◆ WHAT TO WORK ON ◆
Every line containing the word "Choices" needs to be found and copied.

** start of RECORD SET **

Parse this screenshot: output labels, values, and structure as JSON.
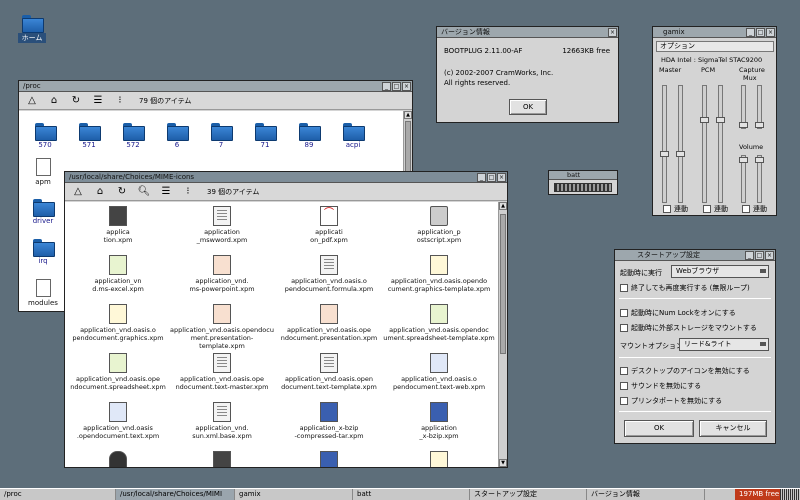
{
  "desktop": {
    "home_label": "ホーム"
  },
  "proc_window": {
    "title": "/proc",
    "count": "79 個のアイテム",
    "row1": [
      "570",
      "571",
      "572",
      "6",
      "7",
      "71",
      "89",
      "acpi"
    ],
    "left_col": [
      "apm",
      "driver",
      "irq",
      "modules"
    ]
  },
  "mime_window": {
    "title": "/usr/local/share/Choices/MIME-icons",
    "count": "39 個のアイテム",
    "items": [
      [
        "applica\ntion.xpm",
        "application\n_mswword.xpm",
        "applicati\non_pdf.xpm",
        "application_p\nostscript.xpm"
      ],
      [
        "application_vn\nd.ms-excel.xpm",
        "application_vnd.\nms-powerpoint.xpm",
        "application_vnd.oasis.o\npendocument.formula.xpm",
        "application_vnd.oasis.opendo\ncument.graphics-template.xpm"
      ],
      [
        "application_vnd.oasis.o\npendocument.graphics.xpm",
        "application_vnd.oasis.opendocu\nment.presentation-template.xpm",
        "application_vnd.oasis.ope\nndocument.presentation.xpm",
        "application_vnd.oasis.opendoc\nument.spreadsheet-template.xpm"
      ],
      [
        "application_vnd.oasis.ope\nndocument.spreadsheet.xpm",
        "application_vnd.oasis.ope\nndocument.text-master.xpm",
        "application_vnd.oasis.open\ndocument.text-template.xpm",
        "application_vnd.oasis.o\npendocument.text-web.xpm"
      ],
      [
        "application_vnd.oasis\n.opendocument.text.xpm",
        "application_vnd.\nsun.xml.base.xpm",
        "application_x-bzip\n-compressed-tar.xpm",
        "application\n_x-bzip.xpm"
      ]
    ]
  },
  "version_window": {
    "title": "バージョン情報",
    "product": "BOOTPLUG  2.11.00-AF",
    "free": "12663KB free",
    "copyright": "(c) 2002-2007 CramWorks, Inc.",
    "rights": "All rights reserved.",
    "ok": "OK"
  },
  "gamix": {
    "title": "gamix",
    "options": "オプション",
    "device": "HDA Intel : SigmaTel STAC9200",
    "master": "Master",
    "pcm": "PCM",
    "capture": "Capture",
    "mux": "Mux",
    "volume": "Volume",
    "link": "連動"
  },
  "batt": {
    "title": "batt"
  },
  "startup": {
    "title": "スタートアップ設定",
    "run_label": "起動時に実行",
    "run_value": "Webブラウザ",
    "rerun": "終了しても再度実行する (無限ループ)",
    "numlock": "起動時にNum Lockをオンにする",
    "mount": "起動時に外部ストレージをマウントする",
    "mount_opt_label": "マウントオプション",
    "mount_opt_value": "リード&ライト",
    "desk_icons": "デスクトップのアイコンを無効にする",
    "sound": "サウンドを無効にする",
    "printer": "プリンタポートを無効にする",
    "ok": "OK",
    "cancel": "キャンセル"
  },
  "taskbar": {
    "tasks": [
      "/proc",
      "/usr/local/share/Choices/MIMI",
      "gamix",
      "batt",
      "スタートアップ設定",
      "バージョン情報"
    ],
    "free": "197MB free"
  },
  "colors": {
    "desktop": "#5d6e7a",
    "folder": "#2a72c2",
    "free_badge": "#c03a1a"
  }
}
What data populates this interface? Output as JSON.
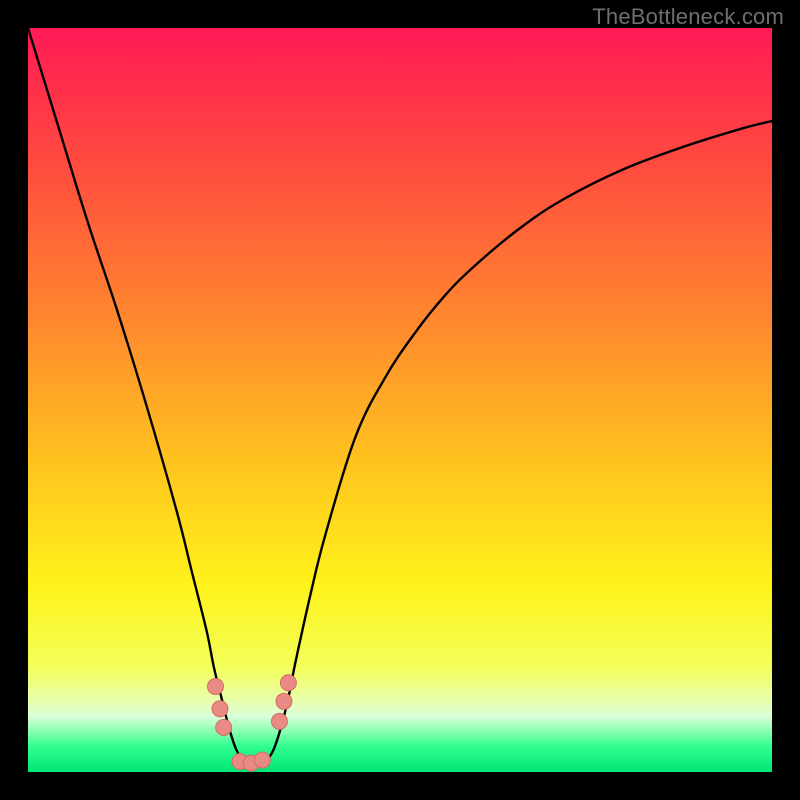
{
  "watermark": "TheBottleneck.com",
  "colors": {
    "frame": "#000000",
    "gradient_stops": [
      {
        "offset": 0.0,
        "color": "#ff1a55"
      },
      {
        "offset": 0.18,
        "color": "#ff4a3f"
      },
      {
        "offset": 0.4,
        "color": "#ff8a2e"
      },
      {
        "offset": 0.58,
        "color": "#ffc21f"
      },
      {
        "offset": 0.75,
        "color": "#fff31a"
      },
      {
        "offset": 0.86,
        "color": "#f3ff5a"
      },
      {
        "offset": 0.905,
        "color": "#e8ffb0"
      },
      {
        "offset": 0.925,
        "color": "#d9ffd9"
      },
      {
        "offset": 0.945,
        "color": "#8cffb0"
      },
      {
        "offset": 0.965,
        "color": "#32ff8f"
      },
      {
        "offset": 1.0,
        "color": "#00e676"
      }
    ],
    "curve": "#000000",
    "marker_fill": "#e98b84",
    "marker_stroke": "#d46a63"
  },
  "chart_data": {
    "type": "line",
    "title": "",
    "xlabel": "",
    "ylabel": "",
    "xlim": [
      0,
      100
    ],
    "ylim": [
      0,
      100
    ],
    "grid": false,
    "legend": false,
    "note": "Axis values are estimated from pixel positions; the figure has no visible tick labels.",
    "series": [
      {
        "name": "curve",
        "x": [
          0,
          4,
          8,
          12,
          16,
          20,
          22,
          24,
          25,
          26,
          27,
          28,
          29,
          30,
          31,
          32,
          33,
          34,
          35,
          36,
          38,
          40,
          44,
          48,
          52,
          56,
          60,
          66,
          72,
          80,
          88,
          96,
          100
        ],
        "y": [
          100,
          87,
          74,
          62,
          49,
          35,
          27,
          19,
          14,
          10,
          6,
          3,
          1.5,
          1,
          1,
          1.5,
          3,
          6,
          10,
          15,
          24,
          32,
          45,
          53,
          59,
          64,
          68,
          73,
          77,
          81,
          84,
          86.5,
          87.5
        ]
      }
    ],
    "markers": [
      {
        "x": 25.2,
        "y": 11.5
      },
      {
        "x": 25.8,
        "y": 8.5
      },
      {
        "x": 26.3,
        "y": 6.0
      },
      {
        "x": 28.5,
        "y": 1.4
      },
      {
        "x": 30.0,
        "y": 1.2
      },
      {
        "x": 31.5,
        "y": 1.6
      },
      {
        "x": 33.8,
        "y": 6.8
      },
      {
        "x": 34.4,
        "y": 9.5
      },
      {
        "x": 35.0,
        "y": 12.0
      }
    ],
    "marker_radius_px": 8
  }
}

** end of RECORD SET **

◆ THE RESPONSE ◆
    "title": "/usr/local/share/Choices/MIME-icons",
      "/usr/local/share/Choices/MIMI",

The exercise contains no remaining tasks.